» **Requirements**
Give all the lines below again, exactly, with no pictures.

[Dataset rows about figures]
+-------+
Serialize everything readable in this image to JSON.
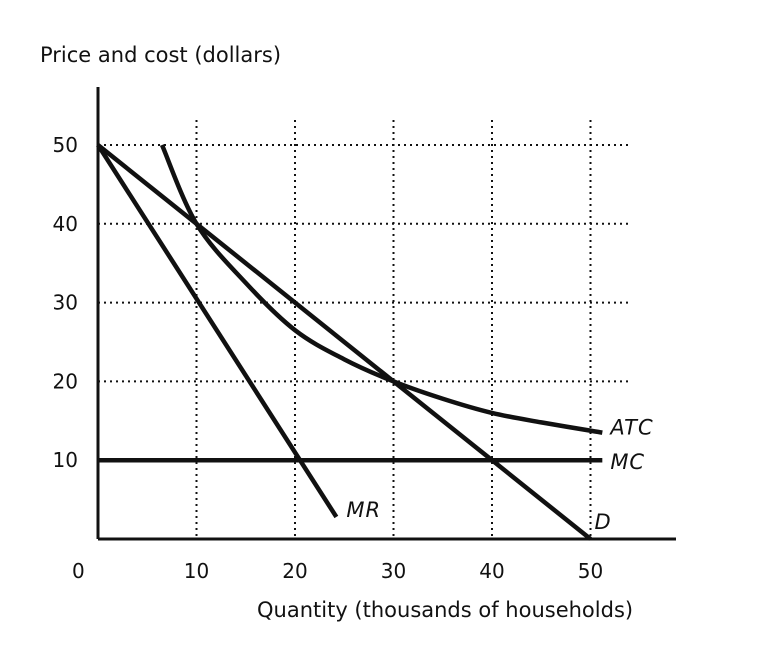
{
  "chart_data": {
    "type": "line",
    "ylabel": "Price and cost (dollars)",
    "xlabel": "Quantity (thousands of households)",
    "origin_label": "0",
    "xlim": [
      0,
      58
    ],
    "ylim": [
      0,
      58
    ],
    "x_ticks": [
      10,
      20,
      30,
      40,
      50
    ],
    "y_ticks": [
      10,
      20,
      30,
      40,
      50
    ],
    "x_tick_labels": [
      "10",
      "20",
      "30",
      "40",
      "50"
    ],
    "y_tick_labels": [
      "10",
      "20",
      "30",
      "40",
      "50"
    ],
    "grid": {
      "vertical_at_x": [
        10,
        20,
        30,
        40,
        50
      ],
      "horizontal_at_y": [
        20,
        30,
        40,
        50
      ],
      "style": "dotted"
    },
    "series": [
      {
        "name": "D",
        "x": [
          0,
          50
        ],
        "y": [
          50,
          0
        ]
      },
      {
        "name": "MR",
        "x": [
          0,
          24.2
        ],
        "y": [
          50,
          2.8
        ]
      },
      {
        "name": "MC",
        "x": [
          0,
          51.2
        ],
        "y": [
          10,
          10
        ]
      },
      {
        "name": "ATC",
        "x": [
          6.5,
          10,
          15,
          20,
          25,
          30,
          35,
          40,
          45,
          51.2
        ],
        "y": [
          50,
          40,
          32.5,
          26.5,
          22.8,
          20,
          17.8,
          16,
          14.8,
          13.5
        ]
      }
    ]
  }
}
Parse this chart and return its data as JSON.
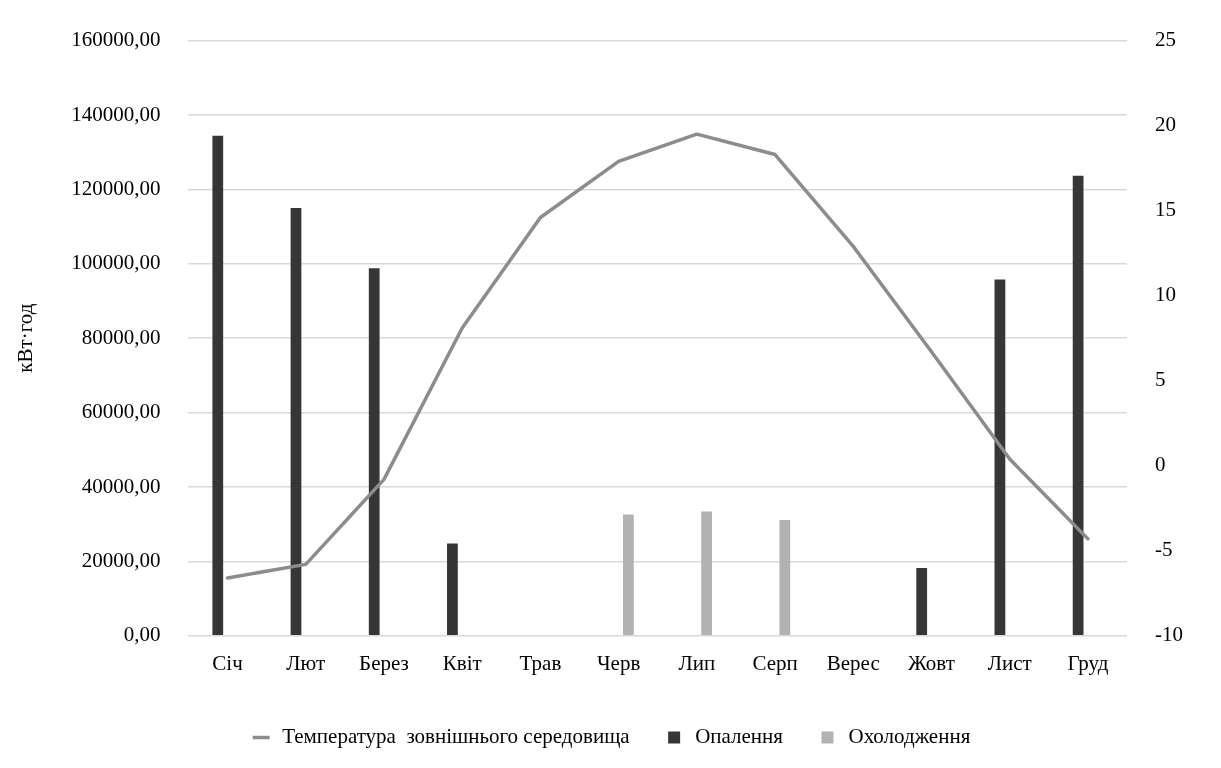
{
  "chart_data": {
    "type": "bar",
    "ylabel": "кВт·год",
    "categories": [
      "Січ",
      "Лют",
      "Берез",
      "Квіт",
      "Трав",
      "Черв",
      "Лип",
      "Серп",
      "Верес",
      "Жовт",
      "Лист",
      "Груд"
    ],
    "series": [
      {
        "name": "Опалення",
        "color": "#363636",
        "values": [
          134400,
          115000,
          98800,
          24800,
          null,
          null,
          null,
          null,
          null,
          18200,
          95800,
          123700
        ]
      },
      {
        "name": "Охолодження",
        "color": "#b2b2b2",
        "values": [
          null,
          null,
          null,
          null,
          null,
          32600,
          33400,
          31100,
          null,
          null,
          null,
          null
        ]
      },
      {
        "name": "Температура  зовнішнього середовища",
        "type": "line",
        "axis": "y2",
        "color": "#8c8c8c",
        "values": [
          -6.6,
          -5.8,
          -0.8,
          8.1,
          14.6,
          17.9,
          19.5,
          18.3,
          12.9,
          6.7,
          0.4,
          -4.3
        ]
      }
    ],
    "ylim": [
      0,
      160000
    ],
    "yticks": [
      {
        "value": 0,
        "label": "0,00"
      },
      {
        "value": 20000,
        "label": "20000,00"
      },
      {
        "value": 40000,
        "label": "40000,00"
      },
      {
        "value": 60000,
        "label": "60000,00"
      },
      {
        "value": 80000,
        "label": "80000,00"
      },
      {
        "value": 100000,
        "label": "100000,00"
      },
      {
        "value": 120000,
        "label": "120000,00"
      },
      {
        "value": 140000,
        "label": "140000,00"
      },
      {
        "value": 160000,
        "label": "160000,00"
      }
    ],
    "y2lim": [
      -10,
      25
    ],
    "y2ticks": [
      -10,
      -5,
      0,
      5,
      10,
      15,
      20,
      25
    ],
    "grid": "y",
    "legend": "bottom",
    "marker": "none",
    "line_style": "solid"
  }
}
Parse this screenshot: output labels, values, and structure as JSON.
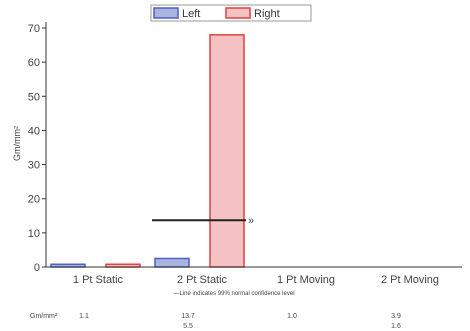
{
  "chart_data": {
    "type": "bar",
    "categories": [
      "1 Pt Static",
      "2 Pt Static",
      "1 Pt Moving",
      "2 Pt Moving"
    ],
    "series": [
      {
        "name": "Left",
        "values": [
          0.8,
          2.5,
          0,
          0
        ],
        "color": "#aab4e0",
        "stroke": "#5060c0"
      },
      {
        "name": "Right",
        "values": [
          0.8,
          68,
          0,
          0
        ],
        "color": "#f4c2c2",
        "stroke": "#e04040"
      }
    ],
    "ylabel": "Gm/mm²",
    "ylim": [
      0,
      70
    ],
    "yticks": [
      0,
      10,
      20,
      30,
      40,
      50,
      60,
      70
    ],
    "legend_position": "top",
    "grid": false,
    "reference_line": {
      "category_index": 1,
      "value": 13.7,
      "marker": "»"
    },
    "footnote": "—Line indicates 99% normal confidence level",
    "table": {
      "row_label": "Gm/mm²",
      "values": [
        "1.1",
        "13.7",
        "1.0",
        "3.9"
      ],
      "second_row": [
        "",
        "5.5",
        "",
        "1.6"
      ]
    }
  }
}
+-------+
» **Output**
Serialize everything readable in this image to JSON.
{
  "chart_data": {
    "type": "line",
    "ylabel": "Price and cost (dollars)",
    "xlabel": "Quantity (thousands of households)",
    "origin_label": "0",
    "xlim": [
      0,
      58
    ],
    "ylim": [
      0,
      58
    ],
    "x_ticks": [
      10,
      20,
      30,
      40,
      50
    ],
    "y_ticks": [
      10,
      20,
      30,
      40,
      50
    ],
    "x_tick_labels": [
      "10",
      "20",
      "30",
      "40",
      "50"
    ],
    "y_tick_labels": [
      "10",
      "20",
      "30",
      "40",
      "50"
    ],
    "grid": {
      "vertical_at_x": [
        10,
        20,
        30,
        40,
        50
      ],
      "horizontal_at_y": [
        20,
        30,
        40,
        50
      ],
      "style": "dotted"
    },
    "series": [
      {
        "name": "D",
        "x": [
          0,
          50
        ],
        "y": [
          50,
          0
        ]
      },
      {
        "name": "MR",
        "x": [
          0,
          24.2
        ],
        "y": [
          50,
          2.8
        ]
      },
      {
        "name": "MC",
        "x": [
          0,
          51.2
        ],
        "y": [
          10,
          10
        ]
      },
      {
        "name": "ATC",
        "x": [
          6.5,
          10,
          15,
          20,
          25,
          30,
          35,
          40,
          45,
          51.2
        ],
        "y": [
          50,
          40,
          32.5,
          26.5,
          22.8,
          20,
          17.8,
          16,
          14.8,
          13.5
        ]
      }
    ]
  }
}
Parse this chart and return its data as JSON.
{
  "chart_data": {
    "type": "bar",
    "ylabel": "кВт·год",
    "categories": [
      "Січ",
      "Лют",
      "Берез",
      "Квіт",
      "Трав",
      "Черв",
      "Лип",
      "Серп",
      "Верес",
      "Жовт",
      "Лист",
      "Груд"
    ],
    "series": [
      {
        "name": "Опалення",
        "color": "#363636",
        "values": [
          134400,
          115000,
          98800,
          24800,
          null,
          null,
          null,
          null,
          null,
          18200,
          95800,
          123700
        ]
      },
      {
        "name": "Охолодження",
        "color": "#b2b2b2",
        "values": [
          null,
          null,
          null,
          null,
          null,
          32600,
          33400,
          31100,
          null,
          null,
          null,
          null
        ]
      },
      {
        "name": "Температура  зовнішнього середовища",
        "type": "line",
        "axis": "y2",
        "color": "#8c8c8c",
        "values": [
          -6.6,
          -5.8,
          -0.8,
          8.1,
          14.6,
          17.9,
          19.5,
          18.3,
          12.9,
          6.7,
          0.4,
          -4.3
        ]
      }
    ],
    "ylim": [
      0,
      160000
    ],
    "yticks": [
      {
        "value": 0,
        "label": "0,00"
      },
      {
        "value": 20000,
        "label": "20000,00"
      },
      {
        "value": 40000,
        "label": "40000,00"
      },
      {
        "value": 60000,
        "label": "60000,00"
      },
      {
        "value": 80000,
        "label": "80000,00"
      },
      {
        "value": 100000,
        "label": "100000,00"
      },
      {
        "value": 120000,
        "label": "120000,00"
      },
      {
        "value": 140000,
        "label": "140000,00"
      },
      {
        "value": 160000,
        "label": "160000,00"
      }
    ],
    "y2lim": [
      -10,
      25
    ],
    "y2ticks": [
      -10,
      -5,
      0,
      5,
      10,
      15,
      20,
      25
    ],
    "grid": "y",
    "legend": "bottom",
    "marker": "none",
    "line_style": "solid"
  }
}
Parse this screenshot: output labels, values, and structure as JSON.
{
  "chart_data": {
    "type": "bar",
    "categories": [
      "1 Pt Static",
      "2 Pt Static",
      "1 Pt Moving",
      "2 Pt Moving"
    ],
    "series": [
      {
        "name": "Left",
        "values": [
          0.8,
          2.5,
          0,
          0
        ],
        "color": "#aab4e0",
        "stroke": "#5060c0"
      },
      {
        "name": "Right",
        "values": [
          0.8,
          68,
          0,
          0
        ],
        "color": "#f4c2c2",
        "stroke": "#e04040"
      }
    ],
    "ylabel": "Gm/mm²",
    "ylim": [
      0,
      70
    ],
    "yticks": [
      0,
      10,
      20,
      30,
      40,
      50,
      60,
      70
    ],
    "legend_position": "top",
    "grid": false,
    "reference_line": {
      "category_index": 1,
      "value": 13.7,
      "marker": "»"
    },
    "footnote": "—Line indicates 99% normal confidence level",
    "table": {
      "row_label": "Gm/mm²",
      "values": [
        "1.1",
        "13.7",
        "1.0",
        "3.9"
      ],
      "second_row": [
        "",
        "5.5",
        "",
        "1.6"
      ]
    }
  }
}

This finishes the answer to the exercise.